-------- Material provided

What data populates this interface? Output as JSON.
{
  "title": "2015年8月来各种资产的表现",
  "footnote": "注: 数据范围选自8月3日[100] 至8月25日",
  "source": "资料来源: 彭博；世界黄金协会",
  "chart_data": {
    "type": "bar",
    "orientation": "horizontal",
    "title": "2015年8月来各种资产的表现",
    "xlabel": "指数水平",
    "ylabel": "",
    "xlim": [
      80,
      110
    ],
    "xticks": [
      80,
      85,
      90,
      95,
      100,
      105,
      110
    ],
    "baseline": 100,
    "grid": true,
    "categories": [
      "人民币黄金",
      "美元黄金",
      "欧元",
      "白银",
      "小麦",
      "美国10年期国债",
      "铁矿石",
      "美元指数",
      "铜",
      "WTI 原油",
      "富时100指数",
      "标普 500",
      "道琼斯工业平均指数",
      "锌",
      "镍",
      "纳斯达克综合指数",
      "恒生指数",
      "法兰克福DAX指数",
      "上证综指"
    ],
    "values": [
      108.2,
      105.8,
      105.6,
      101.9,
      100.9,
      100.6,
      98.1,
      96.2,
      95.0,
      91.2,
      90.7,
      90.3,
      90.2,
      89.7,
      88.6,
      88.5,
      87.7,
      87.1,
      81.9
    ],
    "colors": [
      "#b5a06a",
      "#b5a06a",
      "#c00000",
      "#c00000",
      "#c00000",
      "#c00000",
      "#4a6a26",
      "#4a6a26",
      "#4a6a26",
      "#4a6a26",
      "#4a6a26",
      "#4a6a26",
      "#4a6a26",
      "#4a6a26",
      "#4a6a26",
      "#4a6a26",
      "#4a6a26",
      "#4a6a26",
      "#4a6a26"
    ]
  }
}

----------------

- Written problem -
Reproduce the listing above verbatim, from first line to last.

- Task result -
What data populates this interface? Output as JSON.
{
  "title": "2015年8月来各种资产的表现",
  "footnote": "注: 数据范围选自8月3日[100] 至8月25日",
  "source": "资料来源: 彭博；世界黄金协会",
  "chart_data": {
    "type": "bar",
    "orientation": "horizontal",
    "title": "2015年8月来各种资产的表现",
    "xlabel": "指数水平",
    "ylabel": "",
    "xlim": [
      80,
      110
    ],
    "xticks": [
      80,
      85,
      90,
      95,
      100,
      105,
      110
    ],
    "baseline": 100,
    "grid": true,
    "categories": [
      "人民币黄金",
      "美元黄金",
      "欧元",
      "白银",
      "小麦",
      "美国10年期国债",
      "铁矿石",
      "美元指数",
      "铜",
      "WTI 原油",
      "富时100指数",
      "标普 500",
      "道琼斯工业平均指数",
      "锌",
      "镍",
      "纳斯达克综合指数",
      "恒生指数",
      "法兰克福DAX指数",
      "上证综指"
    ],
    "values": [
      108.2,
      105.8,
      105.6,
      101.9,
      100.9,
      100.6,
      98.1,
      96.2,
      95.0,
      91.2,
      90.7,
      90.3,
      90.2,
      89.7,
      88.6,
      88.5,
      87.7,
      87.1,
      81.9
    ],
    "colors": [
      "#b5a06a",
      "#b5a06a",
      "#c00000",
      "#c00000",
      "#c00000",
      "#c00000",
      "#4a6a26",
      "#4a6a26",
      "#4a6a26",
      "#4a6a26",
      "#4a6a26",
      "#4a6a26",
      "#4a6a26",
      "#4a6a26",
      "#4a6a26",
      "#4a6a26",
      "#4a6a26",
      "#4a6a26",
      "#4a6a26"
    ]
  }
}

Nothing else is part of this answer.